#### Instructions to follow:
Return the data exactly, with all pictures removed.

#### Items:

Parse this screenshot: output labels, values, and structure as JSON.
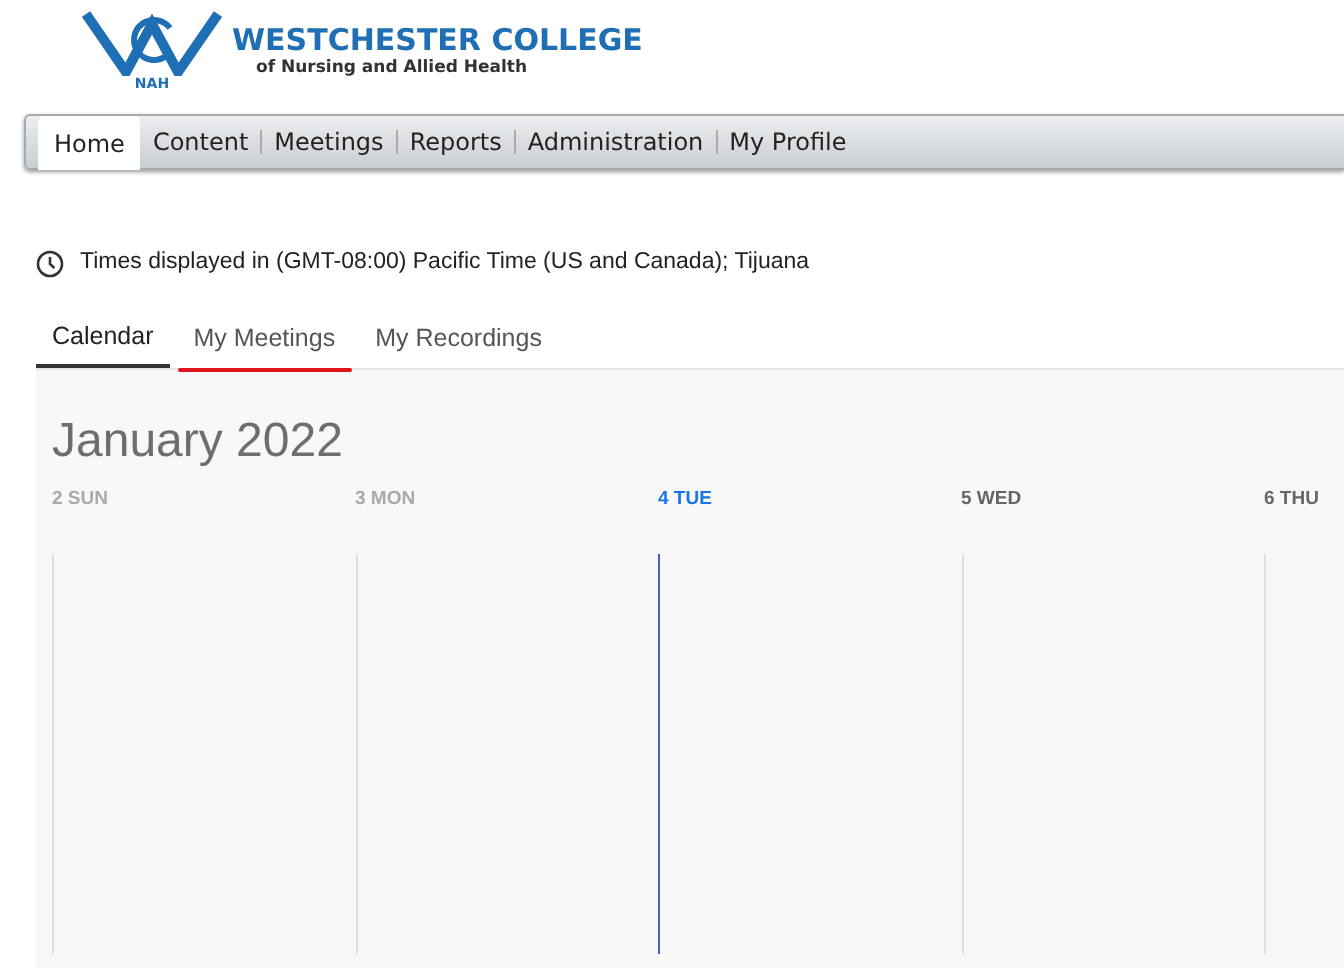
{
  "logo": {
    "monogram_sub": "NAH",
    "name": "WESTCHESTER COLLEGE",
    "tagline": "of Nursing and Allied Health"
  },
  "nav": [
    {
      "label": "Home",
      "selected": true
    },
    {
      "label": "Content",
      "selected": false
    },
    {
      "label": "Meetings",
      "selected": false
    },
    {
      "label": "Reports",
      "selected": false
    },
    {
      "label": "Administration",
      "selected": false
    },
    {
      "label": "My Profile",
      "selected": false
    }
  ],
  "timezone": "Times displayed in (GMT-08:00) Pacific Time (US and Canada); Tijuana",
  "tabs": [
    {
      "label": "Calendar",
      "selected": true,
      "annotated": false
    },
    {
      "label": "My Meetings",
      "selected": false,
      "annotated": true
    },
    {
      "label": "My Recordings",
      "selected": false,
      "annotated": false
    }
  ],
  "calendar": {
    "title": "January 2022",
    "days": [
      {
        "label": "2 SUN",
        "kind": "past"
      },
      {
        "label": "3 MON",
        "kind": "past"
      },
      {
        "label": "4 TUE",
        "kind": "today"
      },
      {
        "label": "5 WED",
        "kind": "future"
      },
      {
        "label": "6 THU",
        "kind": "future"
      }
    ]
  }
}
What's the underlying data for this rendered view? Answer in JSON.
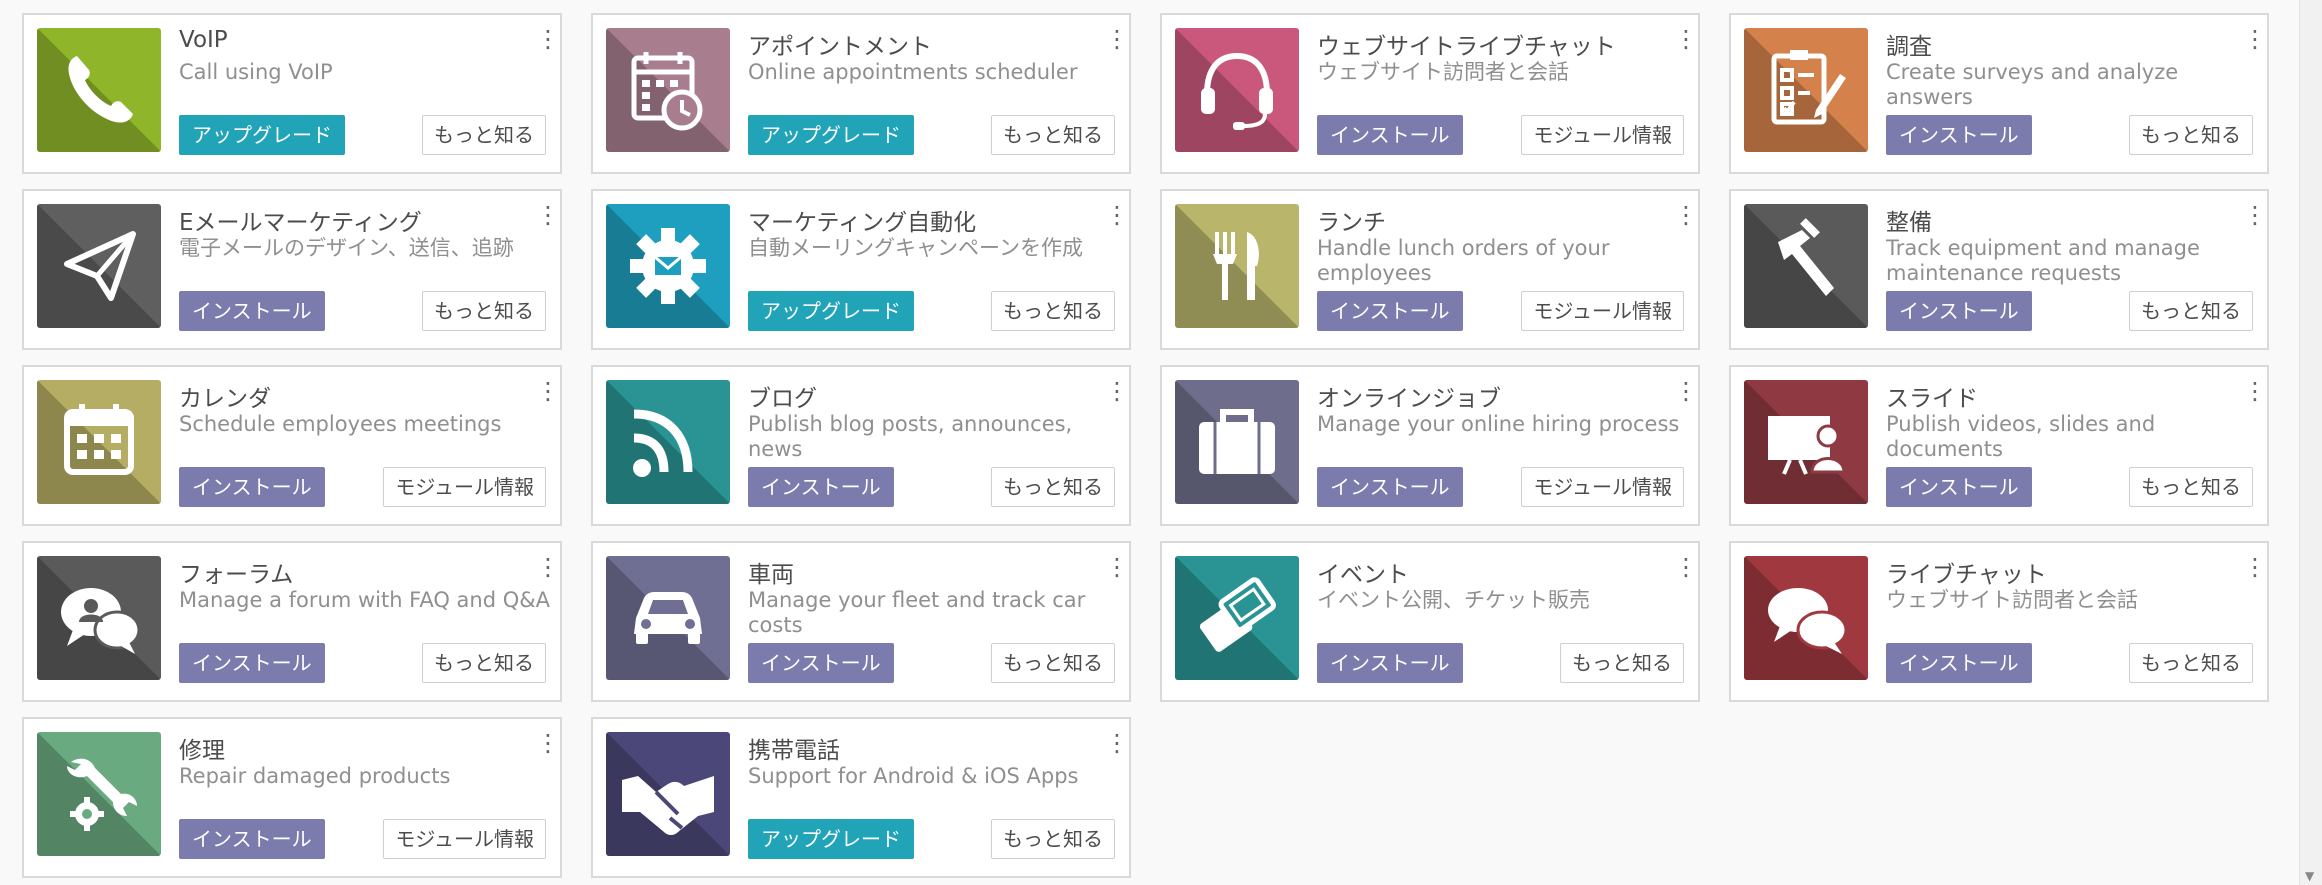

#### Answer to this exercise:
Parse this screenshot: output labels, values, and structure as JSON.
{
  "logo": {
    "monogram_sub": "NAH",
    "name": "WESTCHESTER COLLEGE",
    "tagline": "of Nursing and Allied Health"
  },
  "nav": [
    {
      "label": "Home",
      "selected": true
    },
    {
      "label": "Content",
      "selected": false
    },
    {
      "label": "Meetings",
      "selected": false
    },
    {
      "label": "Reports",
      "selected": false
    },
    {
      "label": "Administration",
      "selected": false
    },
    {
      "label": "My Profile",
      "selected": false
    }
  ],
  "timezone": "Times displayed in (GMT-08:00) Pacific Time (US and Canada); Tijuana",
  "tabs": [
    {
      "label": "Calendar",
      "selected": true,
      "annotated": false
    },
    {
      "label": "My Meetings",
      "selected": false,
      "annotated": true
    },
    {
      "label": "My Recordings",
      "selected": false,
      "annotated": false
    }
  ],
  "calendar": {
    "title": "January 2022",
    "days": [
      {
        "label": "2 SUN",
        "kind": "past"
      },
      {
        "label": "3 MON",
        "kind": "past"
      },
      {
        "label": "4 TUE",
        "kind": "today"
      },
      {
        "label": "5 WED",
        "kind": "future"
      },
      {
        "label": "6 THU",
        "kind": "future"
      }
    ]
  }
}
What's the underlying data for this rendered view? Answer in JSON.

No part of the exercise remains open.